Gather up the lines that contain "xlabel".

▽

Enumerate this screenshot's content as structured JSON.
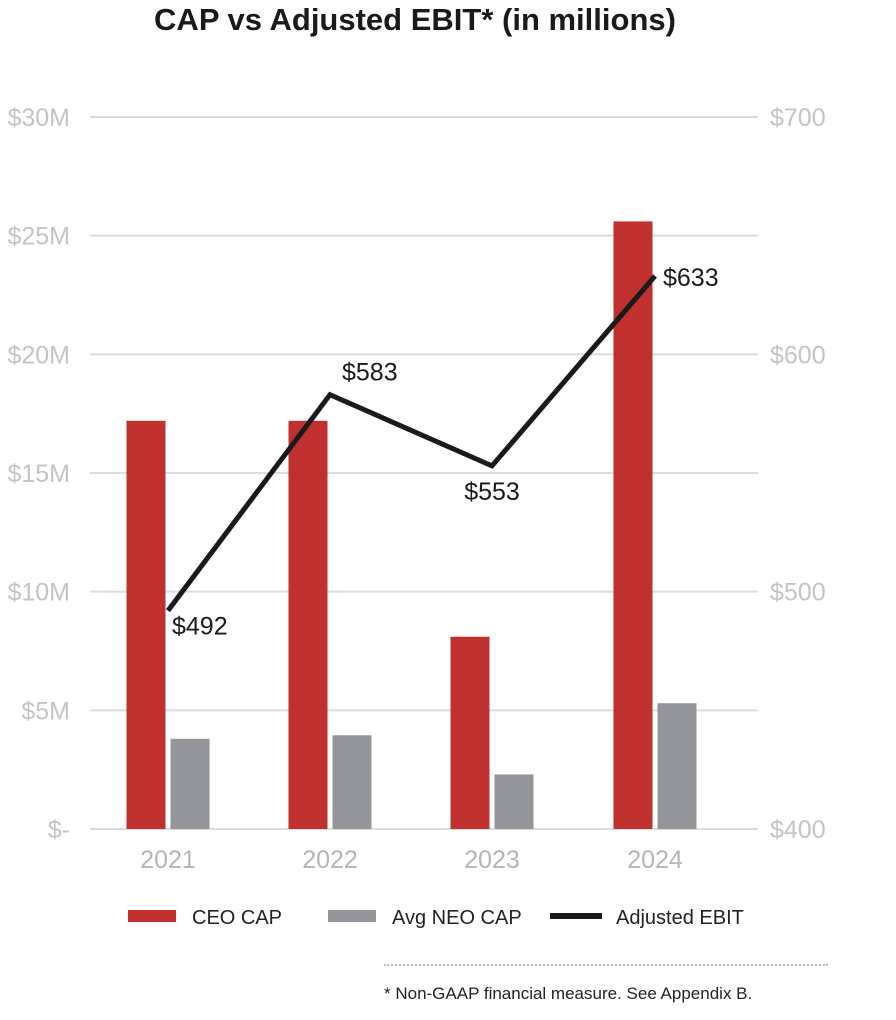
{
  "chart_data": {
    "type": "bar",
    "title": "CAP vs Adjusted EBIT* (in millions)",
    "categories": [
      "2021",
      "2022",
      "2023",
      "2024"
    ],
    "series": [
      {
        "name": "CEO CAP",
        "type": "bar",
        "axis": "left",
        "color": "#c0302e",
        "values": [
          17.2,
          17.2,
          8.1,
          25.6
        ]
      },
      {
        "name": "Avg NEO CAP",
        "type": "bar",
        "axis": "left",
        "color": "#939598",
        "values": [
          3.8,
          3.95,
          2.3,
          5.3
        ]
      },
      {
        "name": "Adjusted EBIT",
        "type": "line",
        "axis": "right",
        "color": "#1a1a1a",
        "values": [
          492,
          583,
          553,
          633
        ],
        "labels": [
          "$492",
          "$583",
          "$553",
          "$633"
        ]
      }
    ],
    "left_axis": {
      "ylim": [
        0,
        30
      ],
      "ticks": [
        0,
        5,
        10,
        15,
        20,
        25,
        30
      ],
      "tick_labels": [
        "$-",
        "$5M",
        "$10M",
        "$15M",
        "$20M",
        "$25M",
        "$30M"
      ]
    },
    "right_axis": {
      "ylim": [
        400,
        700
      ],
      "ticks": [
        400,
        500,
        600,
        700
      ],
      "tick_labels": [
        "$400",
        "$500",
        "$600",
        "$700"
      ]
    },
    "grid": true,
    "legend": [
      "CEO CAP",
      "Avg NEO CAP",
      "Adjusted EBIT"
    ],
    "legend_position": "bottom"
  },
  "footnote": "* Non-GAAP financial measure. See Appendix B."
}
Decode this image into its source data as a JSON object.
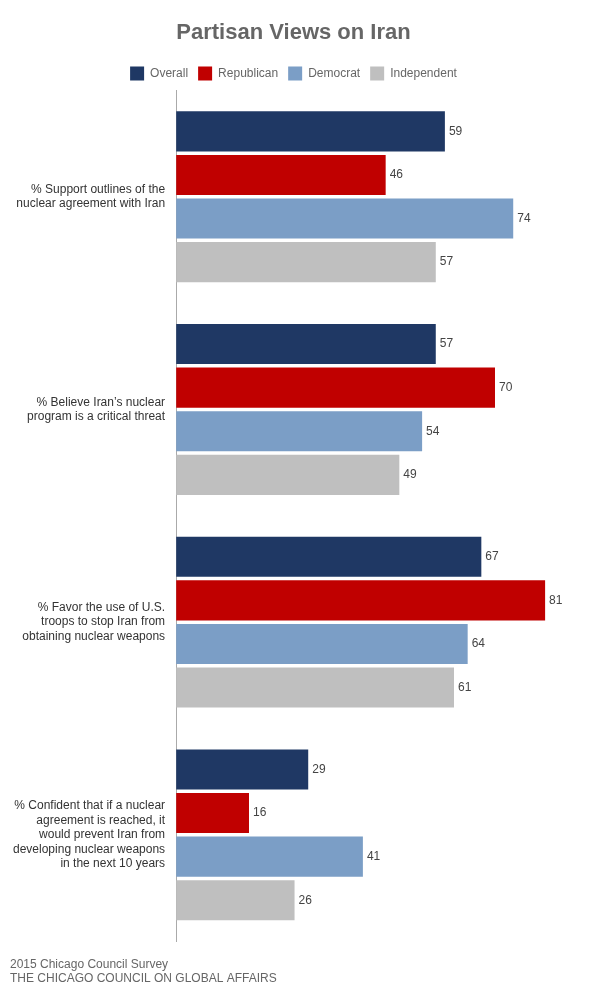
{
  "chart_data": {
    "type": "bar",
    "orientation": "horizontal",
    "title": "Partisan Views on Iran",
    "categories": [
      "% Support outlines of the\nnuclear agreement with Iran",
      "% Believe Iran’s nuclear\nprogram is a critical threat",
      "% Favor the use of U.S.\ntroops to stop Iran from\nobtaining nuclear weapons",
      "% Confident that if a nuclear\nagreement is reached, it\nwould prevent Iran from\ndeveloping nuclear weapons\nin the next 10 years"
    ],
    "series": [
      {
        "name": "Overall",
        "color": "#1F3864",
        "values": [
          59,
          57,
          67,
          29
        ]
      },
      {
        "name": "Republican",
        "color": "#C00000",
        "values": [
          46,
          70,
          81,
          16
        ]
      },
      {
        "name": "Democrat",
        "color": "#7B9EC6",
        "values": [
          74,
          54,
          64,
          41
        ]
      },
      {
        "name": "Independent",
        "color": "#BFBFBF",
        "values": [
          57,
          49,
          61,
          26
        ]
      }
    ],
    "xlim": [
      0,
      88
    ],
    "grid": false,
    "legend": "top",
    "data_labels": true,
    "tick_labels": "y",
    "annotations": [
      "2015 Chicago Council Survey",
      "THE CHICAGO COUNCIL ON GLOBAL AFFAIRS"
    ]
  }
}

△
▽

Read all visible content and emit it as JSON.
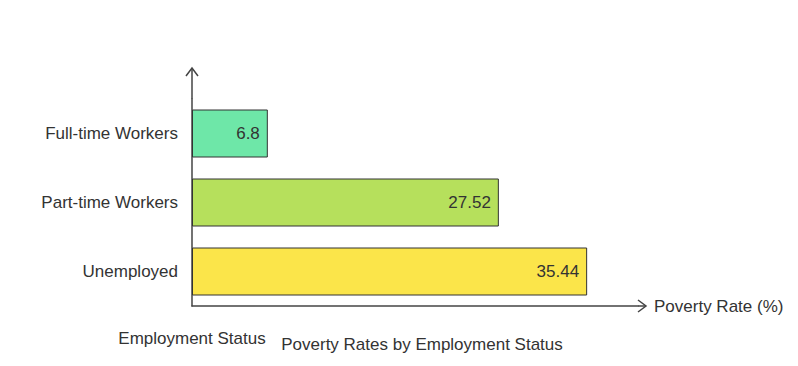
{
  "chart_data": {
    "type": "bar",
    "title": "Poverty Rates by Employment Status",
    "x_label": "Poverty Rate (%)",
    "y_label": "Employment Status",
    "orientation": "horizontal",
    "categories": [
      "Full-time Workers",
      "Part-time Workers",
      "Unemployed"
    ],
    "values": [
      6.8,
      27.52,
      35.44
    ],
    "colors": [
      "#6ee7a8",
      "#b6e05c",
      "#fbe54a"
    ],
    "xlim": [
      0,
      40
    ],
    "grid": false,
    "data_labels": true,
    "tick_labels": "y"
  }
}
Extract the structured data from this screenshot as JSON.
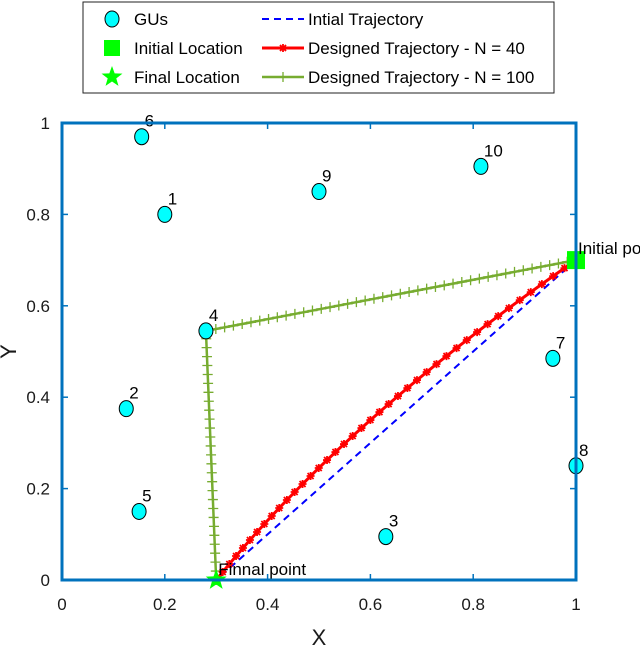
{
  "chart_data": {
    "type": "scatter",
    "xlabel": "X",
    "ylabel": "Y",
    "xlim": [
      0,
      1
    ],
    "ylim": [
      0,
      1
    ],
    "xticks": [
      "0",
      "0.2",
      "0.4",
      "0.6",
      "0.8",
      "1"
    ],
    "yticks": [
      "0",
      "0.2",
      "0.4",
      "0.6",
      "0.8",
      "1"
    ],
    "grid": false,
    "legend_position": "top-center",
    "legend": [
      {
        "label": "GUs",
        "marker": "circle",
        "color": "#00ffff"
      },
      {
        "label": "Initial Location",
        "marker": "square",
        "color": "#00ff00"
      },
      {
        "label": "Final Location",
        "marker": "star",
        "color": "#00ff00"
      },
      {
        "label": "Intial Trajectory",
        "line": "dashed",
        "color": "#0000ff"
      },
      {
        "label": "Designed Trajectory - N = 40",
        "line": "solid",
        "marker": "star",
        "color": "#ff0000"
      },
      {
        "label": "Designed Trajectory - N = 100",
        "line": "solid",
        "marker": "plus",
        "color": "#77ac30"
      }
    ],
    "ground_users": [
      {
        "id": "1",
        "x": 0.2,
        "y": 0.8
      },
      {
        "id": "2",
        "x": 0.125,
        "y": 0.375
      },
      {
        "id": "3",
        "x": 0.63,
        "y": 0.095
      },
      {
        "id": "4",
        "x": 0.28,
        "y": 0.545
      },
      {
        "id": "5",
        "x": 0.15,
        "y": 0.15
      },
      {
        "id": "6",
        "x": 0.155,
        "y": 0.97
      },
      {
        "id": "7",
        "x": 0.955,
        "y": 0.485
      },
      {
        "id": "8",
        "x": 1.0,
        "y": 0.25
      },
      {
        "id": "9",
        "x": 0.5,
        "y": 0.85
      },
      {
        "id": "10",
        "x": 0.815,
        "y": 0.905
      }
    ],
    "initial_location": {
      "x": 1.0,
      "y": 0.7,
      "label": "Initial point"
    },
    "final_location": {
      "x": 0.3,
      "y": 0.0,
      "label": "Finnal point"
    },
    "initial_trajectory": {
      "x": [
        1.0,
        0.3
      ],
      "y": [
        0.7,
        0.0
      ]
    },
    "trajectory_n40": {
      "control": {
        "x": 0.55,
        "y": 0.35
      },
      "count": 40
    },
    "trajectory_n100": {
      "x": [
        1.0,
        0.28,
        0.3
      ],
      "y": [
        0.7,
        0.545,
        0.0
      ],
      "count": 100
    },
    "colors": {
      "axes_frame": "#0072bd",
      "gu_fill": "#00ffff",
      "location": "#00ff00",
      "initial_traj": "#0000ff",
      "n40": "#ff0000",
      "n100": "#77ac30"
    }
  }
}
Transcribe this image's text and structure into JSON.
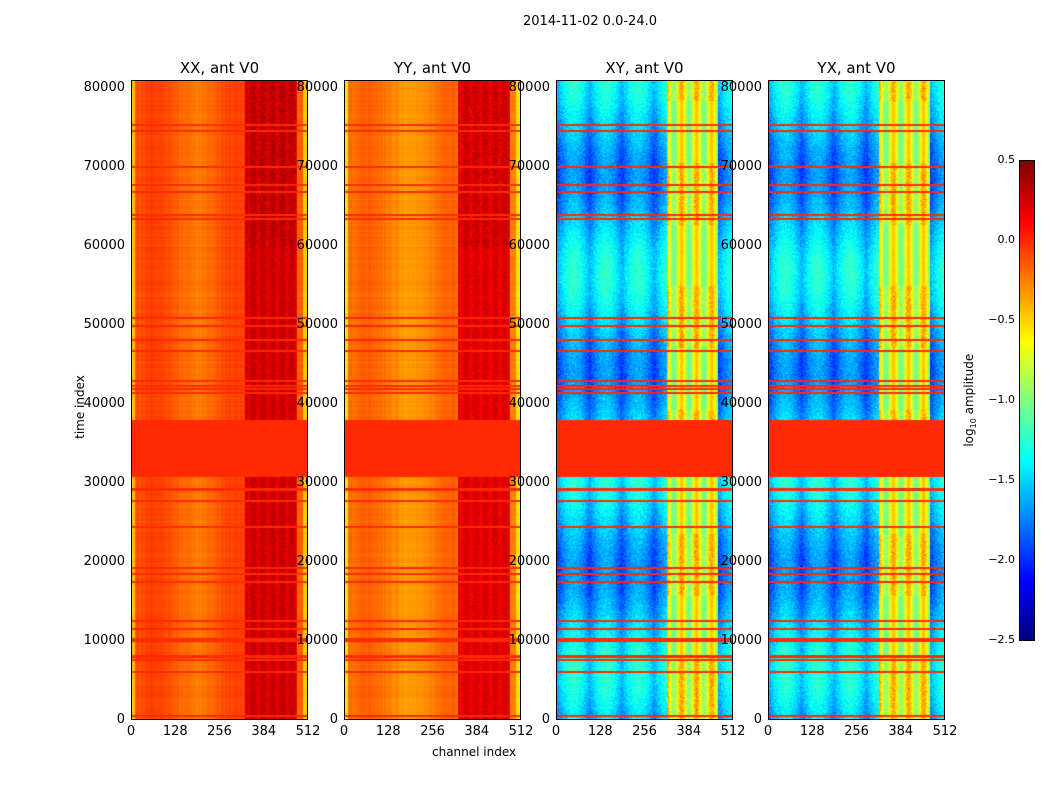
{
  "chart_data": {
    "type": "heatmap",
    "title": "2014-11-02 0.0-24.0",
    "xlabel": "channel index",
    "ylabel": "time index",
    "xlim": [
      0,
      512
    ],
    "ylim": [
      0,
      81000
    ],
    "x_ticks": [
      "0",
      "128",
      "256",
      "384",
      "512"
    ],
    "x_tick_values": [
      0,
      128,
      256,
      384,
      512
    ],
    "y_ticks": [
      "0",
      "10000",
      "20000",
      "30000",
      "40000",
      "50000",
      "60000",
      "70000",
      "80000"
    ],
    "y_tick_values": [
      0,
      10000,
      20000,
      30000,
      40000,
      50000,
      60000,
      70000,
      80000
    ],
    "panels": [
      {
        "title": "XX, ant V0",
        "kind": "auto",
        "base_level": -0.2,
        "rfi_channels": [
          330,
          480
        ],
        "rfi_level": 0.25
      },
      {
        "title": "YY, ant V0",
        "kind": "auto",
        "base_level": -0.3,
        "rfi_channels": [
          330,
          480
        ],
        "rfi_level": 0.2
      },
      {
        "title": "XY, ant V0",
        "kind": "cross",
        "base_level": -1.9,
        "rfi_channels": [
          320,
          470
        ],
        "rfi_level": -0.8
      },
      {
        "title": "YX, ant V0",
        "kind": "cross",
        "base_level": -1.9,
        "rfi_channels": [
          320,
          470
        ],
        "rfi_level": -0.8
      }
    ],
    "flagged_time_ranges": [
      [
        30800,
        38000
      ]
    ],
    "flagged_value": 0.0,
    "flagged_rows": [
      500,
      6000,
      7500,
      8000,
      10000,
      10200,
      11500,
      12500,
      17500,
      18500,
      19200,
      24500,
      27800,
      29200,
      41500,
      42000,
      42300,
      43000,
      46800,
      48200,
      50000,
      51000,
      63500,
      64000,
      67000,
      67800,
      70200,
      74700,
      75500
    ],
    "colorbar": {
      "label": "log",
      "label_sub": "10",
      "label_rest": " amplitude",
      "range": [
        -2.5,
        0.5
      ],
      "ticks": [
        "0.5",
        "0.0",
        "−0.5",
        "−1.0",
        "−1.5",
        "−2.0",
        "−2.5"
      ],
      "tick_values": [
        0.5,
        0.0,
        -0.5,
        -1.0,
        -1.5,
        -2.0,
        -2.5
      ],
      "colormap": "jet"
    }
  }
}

△
▽

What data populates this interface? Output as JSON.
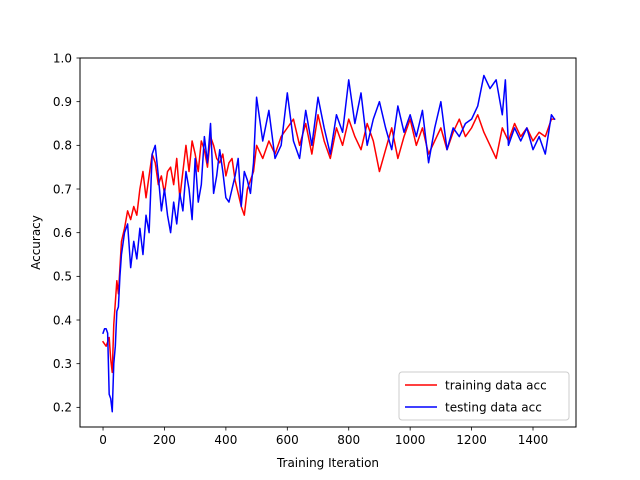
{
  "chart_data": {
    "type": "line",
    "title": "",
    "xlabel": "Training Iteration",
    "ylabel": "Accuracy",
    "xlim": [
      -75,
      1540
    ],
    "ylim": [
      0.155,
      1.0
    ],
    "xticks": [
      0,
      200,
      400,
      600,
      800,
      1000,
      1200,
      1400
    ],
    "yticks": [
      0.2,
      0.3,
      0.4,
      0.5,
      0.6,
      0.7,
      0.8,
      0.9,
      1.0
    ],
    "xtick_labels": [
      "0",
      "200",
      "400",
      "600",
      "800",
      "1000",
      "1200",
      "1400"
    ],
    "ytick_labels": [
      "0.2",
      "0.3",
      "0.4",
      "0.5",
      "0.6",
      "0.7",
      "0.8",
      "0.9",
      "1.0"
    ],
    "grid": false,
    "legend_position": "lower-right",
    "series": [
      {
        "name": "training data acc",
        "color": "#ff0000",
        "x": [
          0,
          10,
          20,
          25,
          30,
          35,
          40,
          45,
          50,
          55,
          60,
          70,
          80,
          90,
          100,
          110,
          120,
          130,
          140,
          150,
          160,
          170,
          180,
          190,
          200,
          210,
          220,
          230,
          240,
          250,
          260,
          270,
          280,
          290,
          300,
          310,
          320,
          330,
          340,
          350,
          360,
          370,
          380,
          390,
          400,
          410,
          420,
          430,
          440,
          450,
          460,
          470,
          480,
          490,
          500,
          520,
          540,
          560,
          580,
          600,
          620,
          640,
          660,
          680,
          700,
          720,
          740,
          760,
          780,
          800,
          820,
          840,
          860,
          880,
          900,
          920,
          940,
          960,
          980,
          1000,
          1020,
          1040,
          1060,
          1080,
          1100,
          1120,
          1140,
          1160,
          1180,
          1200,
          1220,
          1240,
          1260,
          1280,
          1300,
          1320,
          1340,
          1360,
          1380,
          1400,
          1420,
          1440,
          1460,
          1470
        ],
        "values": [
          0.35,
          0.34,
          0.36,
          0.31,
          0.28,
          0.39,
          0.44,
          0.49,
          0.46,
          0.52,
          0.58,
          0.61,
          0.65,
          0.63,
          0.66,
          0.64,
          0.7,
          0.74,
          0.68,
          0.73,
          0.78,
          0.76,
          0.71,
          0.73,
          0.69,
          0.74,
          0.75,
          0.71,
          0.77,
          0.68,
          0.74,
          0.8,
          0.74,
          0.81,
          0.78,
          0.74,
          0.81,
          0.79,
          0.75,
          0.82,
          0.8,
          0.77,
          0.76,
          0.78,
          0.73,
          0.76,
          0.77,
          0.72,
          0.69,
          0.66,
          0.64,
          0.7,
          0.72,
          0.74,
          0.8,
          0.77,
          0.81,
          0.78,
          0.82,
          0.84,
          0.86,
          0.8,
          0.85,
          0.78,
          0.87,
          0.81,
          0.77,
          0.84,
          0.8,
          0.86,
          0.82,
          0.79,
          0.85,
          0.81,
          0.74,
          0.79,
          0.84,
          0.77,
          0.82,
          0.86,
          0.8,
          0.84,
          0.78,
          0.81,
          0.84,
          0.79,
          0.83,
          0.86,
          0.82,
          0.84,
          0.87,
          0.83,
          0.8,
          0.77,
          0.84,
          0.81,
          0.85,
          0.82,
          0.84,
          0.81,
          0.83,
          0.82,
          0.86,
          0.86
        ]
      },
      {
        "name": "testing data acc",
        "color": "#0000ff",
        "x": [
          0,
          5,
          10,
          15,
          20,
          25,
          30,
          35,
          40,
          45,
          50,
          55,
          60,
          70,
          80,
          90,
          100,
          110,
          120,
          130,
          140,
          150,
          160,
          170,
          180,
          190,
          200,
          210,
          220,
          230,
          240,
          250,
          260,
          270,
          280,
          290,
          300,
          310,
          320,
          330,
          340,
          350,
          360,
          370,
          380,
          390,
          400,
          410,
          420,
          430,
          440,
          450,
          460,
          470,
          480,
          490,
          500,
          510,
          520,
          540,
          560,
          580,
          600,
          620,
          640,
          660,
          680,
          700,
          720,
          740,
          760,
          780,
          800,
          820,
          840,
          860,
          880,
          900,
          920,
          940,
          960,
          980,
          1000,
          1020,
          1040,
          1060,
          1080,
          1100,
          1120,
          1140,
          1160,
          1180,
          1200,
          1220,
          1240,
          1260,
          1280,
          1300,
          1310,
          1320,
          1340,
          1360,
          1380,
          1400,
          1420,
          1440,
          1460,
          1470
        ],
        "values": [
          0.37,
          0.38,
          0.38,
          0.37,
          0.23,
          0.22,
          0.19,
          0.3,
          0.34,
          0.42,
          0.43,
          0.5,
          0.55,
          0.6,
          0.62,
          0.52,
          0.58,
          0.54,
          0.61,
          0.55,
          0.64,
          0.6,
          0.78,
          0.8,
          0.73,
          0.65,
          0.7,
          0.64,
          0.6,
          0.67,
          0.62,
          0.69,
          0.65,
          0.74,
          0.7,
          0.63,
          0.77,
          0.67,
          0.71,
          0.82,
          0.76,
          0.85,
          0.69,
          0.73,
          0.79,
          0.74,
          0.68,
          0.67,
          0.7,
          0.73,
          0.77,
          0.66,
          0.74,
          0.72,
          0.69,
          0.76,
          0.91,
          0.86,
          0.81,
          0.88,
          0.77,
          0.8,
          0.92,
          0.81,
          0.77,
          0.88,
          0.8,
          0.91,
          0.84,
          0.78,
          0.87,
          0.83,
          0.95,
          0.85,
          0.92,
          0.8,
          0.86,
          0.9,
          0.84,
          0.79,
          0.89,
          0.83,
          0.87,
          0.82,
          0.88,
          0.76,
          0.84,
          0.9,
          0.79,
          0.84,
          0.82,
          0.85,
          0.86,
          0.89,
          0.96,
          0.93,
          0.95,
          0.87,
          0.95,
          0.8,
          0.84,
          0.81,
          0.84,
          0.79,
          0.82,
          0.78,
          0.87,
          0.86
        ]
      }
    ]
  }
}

△

→ **Complete output**:
    "xlabel": "X",
    "xlabel": "channel index",
    "xlabel": "Training Iteration",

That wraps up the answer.